** Records provided **
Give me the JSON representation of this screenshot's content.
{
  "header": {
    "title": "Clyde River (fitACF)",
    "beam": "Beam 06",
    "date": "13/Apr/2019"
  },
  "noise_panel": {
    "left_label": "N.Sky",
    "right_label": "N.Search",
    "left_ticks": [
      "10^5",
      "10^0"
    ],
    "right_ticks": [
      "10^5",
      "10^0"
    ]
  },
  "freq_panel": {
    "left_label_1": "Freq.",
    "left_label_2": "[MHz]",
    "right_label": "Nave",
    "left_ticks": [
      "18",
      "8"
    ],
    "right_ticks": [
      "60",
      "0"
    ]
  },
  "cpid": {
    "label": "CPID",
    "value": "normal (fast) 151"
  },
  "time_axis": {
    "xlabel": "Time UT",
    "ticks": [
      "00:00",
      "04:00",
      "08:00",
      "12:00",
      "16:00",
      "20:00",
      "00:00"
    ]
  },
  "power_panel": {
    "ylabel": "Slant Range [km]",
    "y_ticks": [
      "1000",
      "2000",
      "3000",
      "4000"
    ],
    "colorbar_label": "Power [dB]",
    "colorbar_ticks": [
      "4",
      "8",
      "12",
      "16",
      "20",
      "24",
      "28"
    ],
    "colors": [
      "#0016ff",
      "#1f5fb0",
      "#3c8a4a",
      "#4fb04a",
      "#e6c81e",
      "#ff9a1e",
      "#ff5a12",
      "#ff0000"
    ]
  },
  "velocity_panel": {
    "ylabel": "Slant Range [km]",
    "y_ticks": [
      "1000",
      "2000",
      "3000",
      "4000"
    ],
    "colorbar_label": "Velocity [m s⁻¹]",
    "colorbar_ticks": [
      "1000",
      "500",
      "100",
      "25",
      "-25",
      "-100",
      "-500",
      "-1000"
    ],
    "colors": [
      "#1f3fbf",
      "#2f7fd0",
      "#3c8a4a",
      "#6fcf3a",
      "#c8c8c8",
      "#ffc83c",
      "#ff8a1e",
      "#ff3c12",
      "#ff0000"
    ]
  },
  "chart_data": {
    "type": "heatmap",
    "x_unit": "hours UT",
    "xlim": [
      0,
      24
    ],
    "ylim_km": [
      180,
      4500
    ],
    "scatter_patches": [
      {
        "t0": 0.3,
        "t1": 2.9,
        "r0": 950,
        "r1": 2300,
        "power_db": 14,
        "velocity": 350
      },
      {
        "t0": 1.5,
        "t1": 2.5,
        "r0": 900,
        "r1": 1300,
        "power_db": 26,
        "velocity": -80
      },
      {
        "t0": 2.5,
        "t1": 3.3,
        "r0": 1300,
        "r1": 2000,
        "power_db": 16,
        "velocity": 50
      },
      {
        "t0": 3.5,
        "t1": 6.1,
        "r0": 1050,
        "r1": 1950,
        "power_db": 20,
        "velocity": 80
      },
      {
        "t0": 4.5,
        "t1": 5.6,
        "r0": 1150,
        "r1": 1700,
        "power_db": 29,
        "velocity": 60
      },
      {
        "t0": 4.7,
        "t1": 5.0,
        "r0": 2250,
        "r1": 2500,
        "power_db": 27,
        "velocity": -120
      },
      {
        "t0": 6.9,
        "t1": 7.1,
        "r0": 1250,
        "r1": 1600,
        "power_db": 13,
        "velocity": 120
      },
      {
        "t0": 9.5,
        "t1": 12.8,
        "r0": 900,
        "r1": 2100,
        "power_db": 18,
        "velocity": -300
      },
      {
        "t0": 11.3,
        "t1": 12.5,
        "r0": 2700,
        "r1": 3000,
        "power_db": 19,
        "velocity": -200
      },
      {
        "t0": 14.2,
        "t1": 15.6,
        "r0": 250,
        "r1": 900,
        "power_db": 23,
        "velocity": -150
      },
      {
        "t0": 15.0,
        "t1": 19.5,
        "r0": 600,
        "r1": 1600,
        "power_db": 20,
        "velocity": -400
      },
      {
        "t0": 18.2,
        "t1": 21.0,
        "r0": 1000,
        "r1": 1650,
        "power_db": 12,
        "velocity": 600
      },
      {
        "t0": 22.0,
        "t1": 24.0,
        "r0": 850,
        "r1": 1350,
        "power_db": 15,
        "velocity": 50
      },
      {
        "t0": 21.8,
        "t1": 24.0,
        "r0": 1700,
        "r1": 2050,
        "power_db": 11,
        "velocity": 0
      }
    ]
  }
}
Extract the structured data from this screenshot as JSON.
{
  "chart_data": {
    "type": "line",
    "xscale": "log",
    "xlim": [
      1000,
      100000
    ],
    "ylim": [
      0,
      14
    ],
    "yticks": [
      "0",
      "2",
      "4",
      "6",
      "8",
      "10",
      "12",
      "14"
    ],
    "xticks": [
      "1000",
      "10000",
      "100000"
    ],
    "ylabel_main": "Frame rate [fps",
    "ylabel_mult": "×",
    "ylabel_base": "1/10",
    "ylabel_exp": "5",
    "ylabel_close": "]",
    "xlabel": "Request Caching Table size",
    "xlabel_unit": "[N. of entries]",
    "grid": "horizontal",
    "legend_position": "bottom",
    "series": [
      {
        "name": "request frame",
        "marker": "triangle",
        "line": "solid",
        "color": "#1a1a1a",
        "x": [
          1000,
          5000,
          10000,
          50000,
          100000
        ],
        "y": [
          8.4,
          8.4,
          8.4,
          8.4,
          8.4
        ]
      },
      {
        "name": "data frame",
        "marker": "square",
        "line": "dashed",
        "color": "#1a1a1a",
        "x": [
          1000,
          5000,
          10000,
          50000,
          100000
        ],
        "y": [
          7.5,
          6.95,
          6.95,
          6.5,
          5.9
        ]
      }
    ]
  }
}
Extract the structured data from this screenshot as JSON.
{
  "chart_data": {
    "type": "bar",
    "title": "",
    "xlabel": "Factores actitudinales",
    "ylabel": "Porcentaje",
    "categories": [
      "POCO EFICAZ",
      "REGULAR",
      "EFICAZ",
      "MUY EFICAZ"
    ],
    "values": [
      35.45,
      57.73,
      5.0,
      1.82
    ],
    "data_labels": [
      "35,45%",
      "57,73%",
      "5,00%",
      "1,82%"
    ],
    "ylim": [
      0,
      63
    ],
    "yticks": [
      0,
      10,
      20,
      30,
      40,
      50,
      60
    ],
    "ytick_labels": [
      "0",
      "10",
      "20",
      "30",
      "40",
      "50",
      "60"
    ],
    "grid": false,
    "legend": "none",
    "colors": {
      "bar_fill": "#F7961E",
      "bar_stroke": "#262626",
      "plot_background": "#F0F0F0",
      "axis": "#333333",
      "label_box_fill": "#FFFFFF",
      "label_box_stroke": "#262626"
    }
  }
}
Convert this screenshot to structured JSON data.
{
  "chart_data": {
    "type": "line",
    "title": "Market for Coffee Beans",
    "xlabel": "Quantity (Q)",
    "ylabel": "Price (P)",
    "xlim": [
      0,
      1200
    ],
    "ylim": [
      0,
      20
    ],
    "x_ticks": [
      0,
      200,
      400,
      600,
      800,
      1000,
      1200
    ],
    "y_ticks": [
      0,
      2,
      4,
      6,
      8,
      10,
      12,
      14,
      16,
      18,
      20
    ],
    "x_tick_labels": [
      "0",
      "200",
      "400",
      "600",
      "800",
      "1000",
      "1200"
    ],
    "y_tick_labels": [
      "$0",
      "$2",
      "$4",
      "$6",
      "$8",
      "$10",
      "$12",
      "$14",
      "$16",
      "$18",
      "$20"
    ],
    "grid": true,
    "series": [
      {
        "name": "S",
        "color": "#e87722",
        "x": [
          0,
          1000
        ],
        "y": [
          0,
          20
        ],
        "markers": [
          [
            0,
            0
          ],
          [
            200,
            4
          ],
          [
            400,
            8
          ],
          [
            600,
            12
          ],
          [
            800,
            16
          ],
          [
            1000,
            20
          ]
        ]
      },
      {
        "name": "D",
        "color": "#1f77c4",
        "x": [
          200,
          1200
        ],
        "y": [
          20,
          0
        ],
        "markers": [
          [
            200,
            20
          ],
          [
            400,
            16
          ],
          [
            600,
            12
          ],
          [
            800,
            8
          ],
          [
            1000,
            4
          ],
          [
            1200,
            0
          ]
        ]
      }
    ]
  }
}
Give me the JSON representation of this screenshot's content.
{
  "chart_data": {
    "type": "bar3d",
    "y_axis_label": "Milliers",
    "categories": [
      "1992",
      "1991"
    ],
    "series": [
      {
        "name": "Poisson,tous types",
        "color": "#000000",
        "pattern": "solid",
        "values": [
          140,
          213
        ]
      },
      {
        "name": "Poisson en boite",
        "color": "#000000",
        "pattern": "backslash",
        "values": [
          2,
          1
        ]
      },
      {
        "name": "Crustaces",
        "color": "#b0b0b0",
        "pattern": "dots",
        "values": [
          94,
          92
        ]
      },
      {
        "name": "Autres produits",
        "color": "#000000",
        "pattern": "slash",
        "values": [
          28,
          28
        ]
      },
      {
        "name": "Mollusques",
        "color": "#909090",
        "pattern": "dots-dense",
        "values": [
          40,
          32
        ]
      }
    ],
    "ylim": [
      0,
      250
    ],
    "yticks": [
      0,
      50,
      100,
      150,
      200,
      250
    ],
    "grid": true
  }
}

** Directions for this task **
Show each line of the data that contains the string "pattern".

** Result of this exercise **
        "pattern": "solid",
        "pattern": "backslash",
        "pattern": "dots",
        "pattern": "slash",
        "pattern": "dots-dense",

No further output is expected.